Goal:
Extract the lines that hold the string "выявленных".
— BEGIN —
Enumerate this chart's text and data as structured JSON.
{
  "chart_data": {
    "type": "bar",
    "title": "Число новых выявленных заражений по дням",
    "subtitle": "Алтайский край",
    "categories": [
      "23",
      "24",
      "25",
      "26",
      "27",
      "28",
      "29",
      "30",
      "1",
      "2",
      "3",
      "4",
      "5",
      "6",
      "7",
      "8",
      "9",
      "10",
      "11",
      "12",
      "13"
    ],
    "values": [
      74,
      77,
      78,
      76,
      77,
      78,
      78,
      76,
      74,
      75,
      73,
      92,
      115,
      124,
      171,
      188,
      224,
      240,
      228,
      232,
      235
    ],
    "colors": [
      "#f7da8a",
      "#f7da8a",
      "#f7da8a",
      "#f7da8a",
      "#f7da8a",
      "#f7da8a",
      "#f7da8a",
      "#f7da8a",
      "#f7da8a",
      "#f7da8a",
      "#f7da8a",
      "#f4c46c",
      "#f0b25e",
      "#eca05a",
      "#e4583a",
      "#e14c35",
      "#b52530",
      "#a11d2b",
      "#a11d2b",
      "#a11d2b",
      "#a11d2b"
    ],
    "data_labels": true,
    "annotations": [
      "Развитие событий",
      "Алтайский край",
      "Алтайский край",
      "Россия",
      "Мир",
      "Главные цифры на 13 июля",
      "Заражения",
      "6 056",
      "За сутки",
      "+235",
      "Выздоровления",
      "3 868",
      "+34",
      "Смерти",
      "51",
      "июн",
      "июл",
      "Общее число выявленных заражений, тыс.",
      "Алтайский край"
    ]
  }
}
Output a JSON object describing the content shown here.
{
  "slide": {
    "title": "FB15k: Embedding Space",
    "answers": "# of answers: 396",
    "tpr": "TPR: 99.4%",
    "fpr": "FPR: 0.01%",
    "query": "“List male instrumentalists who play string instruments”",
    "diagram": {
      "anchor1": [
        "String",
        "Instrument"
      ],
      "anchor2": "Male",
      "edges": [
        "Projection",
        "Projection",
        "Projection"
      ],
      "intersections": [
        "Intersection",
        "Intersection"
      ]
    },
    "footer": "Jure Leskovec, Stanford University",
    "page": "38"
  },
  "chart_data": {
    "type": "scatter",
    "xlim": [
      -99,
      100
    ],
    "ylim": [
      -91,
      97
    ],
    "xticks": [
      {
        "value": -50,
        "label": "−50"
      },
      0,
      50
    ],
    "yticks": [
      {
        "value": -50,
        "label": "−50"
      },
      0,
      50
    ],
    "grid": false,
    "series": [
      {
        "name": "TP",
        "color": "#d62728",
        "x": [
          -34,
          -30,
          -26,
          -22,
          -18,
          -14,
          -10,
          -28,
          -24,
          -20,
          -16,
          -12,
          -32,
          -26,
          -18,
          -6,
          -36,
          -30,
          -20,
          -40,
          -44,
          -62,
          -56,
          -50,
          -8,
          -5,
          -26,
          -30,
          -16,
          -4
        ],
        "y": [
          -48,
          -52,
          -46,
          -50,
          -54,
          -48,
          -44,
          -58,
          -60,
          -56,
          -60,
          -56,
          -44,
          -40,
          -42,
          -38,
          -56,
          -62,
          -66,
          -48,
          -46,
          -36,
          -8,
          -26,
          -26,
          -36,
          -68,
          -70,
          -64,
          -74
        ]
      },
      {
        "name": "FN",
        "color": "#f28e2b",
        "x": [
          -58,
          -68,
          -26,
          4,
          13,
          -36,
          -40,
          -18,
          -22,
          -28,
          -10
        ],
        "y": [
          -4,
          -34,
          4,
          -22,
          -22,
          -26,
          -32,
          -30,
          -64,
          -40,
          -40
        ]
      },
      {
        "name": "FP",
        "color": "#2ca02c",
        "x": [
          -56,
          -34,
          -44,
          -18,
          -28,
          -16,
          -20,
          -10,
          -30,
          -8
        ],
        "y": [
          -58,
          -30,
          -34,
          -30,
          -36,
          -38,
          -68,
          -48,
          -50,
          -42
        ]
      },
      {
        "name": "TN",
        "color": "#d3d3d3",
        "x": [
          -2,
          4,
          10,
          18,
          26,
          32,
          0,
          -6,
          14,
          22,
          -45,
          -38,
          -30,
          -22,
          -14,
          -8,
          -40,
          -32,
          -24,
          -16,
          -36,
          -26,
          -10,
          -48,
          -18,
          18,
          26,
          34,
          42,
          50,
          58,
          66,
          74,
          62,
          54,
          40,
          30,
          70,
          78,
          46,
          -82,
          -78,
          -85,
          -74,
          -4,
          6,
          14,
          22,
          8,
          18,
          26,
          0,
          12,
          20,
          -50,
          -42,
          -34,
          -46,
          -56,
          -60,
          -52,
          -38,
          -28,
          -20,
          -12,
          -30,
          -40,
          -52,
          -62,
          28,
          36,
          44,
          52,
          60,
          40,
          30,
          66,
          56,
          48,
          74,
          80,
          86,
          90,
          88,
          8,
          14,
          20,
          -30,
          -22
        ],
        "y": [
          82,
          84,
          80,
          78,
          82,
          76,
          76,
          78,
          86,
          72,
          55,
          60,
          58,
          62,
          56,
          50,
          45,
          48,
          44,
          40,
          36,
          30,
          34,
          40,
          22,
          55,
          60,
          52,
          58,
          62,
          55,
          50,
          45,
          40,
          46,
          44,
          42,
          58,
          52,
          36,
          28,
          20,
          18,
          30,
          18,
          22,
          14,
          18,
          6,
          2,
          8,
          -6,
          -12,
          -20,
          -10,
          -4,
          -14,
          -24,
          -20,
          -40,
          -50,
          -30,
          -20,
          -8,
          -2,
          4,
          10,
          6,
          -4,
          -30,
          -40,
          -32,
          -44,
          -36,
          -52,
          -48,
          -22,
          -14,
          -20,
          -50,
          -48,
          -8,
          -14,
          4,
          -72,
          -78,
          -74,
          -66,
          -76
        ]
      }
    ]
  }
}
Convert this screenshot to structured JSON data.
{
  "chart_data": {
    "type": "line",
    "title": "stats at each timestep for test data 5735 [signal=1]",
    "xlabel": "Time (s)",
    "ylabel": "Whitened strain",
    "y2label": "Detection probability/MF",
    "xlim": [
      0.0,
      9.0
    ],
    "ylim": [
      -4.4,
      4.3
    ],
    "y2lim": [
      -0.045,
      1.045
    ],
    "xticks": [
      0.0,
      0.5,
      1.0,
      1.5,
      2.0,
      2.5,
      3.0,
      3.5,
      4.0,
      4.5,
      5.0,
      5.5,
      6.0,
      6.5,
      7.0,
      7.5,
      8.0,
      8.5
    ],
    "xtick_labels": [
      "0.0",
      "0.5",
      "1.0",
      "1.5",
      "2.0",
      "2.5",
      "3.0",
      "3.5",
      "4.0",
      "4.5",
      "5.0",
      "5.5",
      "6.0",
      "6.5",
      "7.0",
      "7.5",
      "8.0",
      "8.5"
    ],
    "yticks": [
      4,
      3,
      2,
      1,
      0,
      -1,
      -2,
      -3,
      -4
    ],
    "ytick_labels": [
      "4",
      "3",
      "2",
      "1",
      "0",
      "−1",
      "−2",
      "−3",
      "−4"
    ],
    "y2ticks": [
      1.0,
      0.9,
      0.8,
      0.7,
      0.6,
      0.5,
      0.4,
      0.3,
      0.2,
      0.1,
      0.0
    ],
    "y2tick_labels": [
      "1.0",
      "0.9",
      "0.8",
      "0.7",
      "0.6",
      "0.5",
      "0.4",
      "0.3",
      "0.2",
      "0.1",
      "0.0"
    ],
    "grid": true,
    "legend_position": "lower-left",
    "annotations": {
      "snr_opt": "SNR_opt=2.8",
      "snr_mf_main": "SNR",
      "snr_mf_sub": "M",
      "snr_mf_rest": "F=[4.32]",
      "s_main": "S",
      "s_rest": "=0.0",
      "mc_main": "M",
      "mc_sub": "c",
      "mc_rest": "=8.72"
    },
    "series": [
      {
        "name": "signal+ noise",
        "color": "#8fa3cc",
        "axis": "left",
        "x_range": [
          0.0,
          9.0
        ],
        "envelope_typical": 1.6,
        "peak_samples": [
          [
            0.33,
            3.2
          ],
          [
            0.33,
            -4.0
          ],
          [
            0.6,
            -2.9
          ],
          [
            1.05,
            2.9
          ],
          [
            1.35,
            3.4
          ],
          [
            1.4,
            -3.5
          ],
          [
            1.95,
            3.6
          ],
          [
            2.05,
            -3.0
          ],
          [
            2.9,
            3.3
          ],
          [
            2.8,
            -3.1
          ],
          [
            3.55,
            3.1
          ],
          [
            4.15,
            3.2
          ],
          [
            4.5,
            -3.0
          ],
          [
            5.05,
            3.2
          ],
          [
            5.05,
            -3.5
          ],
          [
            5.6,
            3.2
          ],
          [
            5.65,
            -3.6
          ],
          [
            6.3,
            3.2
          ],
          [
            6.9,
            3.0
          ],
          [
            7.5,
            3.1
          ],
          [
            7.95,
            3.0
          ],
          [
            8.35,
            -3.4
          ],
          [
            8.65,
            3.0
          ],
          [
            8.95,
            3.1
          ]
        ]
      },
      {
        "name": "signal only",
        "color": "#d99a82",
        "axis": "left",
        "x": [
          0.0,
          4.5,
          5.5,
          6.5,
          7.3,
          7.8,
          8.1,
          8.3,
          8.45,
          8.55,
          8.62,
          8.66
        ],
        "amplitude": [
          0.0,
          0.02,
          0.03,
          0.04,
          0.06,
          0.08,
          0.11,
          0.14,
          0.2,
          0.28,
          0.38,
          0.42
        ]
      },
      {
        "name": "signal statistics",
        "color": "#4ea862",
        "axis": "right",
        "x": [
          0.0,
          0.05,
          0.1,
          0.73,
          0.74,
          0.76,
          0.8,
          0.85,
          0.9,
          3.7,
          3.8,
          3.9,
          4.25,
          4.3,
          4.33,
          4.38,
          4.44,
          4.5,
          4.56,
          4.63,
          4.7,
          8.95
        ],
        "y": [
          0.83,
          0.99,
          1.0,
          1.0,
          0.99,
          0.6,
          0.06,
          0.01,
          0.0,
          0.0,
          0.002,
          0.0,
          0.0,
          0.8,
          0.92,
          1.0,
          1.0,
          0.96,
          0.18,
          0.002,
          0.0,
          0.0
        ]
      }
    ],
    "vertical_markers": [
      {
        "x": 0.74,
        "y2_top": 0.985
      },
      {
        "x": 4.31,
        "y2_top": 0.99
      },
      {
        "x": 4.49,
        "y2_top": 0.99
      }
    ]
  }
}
— END —
Answer for this exercise:
    "title": "Число новых выявленных заражений по дням",
      "Общее число выявленных заражений, тыс.",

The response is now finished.